▶ [Excerpt provided]:
◇ ◇ ◇ ◇ ◇

If I call Foo directly from my Main method, the compiler is smart enough to see that we are calling Foo with a string directly and correctly selects the concrete overload.
As the linked SO posts describe, I can call RunTestWithDynamic which will change which overload is used at runtime based on value. It feels just a bit "hacky", but I'm good with this solution.
I've commented out a line: a concrete overload of RunTest. This would be essentially the same as calling Foo directly. If that were un-commented, it would fix everything. Alas, that is not an option for me in my case.
Now, what if the T is for an out parameter? Consider the pattern used by, say, int.TryParse where you return a bool to indicate if it succeeded or not, but the value you actually want is an out. Now you can't really do dynamic resolution because you can't cast an out parameter. I considered doing something where I make a default(T) and then casting that to dynamic, but if that ever works well anywhere else, there is the problem of reference types that default to null to deal with. Nope, that doesn't work, either.
In the end, the best I could come up with was this:
void Main()
{
string x;
var g = new GenericTest();
g.TryRunTest(out x); //Ran from TryFoo<T>
g.TryRunTestWithDynamic(out x); //Ran from TryFoo(string)
g.TryFoo(out x); //Ran from TryFoo(string)
}
public class GenericTest
{
//This would fix it, but in my case, not an option
//public bool TryRunTest(out string withOutput) => return TryFoo(out withOutput);
public bool TryRunTest<T>(out T withOutput)
{
return TryFoo(out withOutput);
}
public bool TryRunTestWithDynamic<T>(out T withOutput)
{
if(typeof(T) == typeof(string))
{
var retval = TryFoo(out string s);
withOutput = (T)(dynamic)s;
return retval;
}
return TryFoo(out withOutput);
}
public bool TryFoo<T>(out T withOutput)
{
withOutput = default(T);
Console.WriteLine("Ran from TryFoo<T>");
return true;
}
public bool TryFoo(out string withOutput)
{
withOutput = "Strings are special";
Console.WriteLine("Ran from TryFoo(string)");
return true;
}
}
You can see that TryRunTestWithDynamic has to look for the concrete string type specifically. I can't figure out a way to do it so that I can just add overloads and then use dynamic resolution to select the overload I want without having to spell it all out (and let's face it--spelling it all out kind of kills the whole point of having overloads in the first place).
In his post I linked to above (and here for good measure), Jon Skeet mentions using MethodInfo.MakeGenericMethod as an alternative. Here he talks about how to use it. I'm curious if that would help me here, but I can't figure out how to use it with out parameters.
So, here are my specific questions:
While, yes this DOES work, it is VERY clunky. Is there a better way to do this? Most importantly, is there a way I can consume overloads that wouldn't require me checking each type specifically?
Is there a way to use the MethodInfo.MakeGenericMethod route using out parameters and would that help me?

◇ ◇ ◇ ◇ ◇

▶ [Your objective]: Retype the part of the post on generic overloads and out parameters that starts with "I've commented out" and goes on through "void Main()".

◇ ◇ ◇ ◇ ◇

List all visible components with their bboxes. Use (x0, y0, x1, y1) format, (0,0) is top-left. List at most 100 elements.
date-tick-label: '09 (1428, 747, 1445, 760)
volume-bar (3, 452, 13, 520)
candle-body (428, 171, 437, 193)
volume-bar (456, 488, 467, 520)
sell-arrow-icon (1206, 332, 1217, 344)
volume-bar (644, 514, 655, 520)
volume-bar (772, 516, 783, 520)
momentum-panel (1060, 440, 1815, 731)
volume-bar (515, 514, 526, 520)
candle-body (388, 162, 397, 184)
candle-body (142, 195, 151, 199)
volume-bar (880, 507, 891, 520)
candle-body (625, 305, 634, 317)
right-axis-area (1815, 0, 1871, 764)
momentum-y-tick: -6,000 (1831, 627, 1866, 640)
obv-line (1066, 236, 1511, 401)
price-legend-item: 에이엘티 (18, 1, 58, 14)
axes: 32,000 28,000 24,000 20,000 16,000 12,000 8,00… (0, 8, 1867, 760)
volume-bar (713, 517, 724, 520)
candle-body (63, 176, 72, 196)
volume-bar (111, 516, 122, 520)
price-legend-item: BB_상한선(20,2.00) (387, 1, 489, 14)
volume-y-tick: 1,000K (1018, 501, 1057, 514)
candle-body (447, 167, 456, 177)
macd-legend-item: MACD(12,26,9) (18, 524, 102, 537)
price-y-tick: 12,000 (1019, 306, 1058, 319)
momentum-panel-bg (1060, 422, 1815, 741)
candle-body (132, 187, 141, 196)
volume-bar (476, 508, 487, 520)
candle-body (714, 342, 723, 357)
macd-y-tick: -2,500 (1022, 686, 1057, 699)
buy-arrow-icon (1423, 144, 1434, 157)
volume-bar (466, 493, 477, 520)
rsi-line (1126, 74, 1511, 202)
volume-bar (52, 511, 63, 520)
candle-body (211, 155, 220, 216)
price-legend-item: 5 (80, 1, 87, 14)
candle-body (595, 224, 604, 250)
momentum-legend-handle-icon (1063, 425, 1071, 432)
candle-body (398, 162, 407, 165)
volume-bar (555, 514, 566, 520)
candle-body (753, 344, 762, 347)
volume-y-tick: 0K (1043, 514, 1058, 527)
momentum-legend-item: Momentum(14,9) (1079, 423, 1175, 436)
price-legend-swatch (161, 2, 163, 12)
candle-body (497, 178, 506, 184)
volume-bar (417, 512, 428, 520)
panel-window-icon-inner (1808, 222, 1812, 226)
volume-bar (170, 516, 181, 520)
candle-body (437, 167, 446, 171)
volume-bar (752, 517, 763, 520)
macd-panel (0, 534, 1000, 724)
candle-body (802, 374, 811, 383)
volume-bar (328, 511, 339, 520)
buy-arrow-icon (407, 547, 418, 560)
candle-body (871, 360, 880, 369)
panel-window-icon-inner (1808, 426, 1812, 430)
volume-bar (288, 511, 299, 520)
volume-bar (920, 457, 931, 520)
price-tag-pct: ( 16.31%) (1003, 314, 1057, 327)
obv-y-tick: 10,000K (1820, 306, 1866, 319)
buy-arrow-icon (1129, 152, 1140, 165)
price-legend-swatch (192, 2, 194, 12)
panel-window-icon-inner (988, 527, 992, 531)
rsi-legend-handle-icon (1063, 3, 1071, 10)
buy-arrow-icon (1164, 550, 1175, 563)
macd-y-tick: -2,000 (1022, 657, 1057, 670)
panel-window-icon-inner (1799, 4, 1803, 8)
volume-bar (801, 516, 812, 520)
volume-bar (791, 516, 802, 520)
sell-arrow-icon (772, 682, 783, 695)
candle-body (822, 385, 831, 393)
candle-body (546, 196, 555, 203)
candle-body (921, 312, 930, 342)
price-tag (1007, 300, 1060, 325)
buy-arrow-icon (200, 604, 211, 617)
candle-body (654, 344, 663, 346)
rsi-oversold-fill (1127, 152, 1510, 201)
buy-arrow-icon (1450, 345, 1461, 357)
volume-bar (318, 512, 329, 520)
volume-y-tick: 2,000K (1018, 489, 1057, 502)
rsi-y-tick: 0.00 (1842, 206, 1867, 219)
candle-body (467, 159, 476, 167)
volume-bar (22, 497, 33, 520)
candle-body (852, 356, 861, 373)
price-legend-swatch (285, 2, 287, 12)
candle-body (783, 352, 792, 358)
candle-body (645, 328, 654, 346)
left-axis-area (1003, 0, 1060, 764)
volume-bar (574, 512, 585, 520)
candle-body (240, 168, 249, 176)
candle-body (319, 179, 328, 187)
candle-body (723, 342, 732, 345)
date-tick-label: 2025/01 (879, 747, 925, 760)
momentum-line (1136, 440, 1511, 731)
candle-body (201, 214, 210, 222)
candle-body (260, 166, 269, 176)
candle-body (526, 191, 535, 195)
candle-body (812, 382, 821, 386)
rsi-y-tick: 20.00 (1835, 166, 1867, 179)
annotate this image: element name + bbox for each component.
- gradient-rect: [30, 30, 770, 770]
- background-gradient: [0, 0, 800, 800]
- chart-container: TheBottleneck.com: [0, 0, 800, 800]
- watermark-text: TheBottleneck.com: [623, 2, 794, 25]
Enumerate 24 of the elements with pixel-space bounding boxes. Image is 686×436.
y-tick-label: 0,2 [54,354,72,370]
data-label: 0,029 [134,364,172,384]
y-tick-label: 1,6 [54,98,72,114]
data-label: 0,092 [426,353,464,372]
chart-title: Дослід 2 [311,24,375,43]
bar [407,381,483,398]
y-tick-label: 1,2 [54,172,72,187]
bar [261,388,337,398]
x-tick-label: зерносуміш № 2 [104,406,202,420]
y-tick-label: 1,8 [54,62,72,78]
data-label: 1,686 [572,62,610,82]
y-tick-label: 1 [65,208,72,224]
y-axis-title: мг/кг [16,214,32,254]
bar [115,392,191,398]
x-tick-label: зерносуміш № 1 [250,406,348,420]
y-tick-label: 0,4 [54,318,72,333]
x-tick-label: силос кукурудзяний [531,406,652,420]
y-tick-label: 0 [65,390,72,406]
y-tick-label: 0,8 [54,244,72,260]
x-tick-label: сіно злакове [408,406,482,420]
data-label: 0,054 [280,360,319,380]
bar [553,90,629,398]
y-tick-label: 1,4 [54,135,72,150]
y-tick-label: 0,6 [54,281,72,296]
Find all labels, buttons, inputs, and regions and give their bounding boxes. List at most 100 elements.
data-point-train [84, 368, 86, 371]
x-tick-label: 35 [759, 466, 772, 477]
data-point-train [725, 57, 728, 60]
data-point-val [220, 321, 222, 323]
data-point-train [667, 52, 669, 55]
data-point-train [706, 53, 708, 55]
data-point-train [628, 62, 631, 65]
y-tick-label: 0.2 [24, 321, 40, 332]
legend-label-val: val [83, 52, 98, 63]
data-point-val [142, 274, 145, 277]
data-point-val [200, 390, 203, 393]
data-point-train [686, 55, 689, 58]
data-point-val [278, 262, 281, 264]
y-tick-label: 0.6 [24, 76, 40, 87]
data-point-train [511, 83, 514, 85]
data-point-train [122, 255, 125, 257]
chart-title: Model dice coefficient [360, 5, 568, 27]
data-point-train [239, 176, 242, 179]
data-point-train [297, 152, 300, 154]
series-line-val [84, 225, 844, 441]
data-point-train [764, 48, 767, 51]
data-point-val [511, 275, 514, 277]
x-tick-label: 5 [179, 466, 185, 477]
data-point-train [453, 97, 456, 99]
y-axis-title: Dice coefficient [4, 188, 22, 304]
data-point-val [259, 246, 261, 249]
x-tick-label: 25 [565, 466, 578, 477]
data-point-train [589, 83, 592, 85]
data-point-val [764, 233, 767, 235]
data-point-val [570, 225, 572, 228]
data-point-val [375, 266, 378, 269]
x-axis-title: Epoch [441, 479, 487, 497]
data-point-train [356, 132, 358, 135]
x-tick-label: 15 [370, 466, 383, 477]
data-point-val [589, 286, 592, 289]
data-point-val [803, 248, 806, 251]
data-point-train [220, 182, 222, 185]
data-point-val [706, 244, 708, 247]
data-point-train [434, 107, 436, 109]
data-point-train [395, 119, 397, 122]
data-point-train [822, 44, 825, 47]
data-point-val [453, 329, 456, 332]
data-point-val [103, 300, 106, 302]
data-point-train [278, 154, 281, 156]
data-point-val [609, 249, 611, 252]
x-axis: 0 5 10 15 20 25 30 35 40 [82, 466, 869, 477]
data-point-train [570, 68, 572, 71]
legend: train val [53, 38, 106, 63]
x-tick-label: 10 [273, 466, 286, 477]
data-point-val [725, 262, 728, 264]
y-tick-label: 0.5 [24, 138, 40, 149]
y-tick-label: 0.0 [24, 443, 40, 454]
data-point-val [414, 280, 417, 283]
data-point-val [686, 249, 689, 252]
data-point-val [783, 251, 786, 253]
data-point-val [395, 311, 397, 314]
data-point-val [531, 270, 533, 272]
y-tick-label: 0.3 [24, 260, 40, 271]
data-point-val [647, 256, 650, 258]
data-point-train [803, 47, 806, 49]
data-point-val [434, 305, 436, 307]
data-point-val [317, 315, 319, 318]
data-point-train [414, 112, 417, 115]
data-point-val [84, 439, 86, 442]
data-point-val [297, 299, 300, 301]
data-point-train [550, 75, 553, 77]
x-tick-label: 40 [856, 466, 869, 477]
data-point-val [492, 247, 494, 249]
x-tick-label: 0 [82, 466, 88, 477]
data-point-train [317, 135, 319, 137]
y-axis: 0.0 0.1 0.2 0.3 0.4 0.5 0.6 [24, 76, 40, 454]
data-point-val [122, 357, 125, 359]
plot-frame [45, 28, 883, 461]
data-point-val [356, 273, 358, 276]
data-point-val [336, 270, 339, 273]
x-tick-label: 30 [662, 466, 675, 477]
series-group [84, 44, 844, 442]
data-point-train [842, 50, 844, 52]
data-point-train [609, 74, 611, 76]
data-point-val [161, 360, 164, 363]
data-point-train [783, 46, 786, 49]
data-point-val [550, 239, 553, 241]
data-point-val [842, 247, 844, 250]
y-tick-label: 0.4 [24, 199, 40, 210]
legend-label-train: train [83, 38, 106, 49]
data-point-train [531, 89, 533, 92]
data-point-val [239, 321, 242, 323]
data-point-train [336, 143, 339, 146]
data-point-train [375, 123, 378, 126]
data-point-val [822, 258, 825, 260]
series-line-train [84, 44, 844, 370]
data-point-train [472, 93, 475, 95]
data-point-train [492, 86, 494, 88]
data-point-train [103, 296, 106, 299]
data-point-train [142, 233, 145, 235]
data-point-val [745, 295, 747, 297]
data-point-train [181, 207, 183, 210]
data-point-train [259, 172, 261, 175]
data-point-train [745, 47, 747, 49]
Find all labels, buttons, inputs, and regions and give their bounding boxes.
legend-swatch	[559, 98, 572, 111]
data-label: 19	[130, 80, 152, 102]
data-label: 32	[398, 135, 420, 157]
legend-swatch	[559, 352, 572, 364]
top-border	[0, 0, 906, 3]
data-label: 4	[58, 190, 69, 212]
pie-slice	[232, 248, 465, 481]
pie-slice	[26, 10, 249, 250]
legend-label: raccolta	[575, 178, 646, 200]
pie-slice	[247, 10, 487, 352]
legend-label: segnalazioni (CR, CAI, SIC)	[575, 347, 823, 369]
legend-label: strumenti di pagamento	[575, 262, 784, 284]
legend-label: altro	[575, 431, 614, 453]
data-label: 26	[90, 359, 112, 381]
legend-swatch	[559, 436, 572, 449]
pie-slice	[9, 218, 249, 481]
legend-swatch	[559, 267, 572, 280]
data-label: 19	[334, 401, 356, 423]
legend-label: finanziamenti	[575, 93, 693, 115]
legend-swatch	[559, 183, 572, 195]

◇ ◇ ◇ ◇ ◇

▶ [Output of the exercise]:
I've commented out a line: a concrete overload of RunTest. This would be essentially the same as calling Foo directly. If that were un-commented, it would fix everything. Alas, that is not an option for me in my case.
Now, what if the T is for an out parameter? Consider the pattern used by, say, int.TryParse where you return a bool to indicate if it succeeded or not, but the value you actually want is an out. Now you can't really do dynamic resolution because you can't cast an out parameter. I considered doing something where I make a default(T) and then casting that to dynamic, but if that ever works well anywhere else, there is the problem of reference types that default to null to deal with. Nope, that doesn't work, either.
In the end, the best I could come up with was this:
void Main()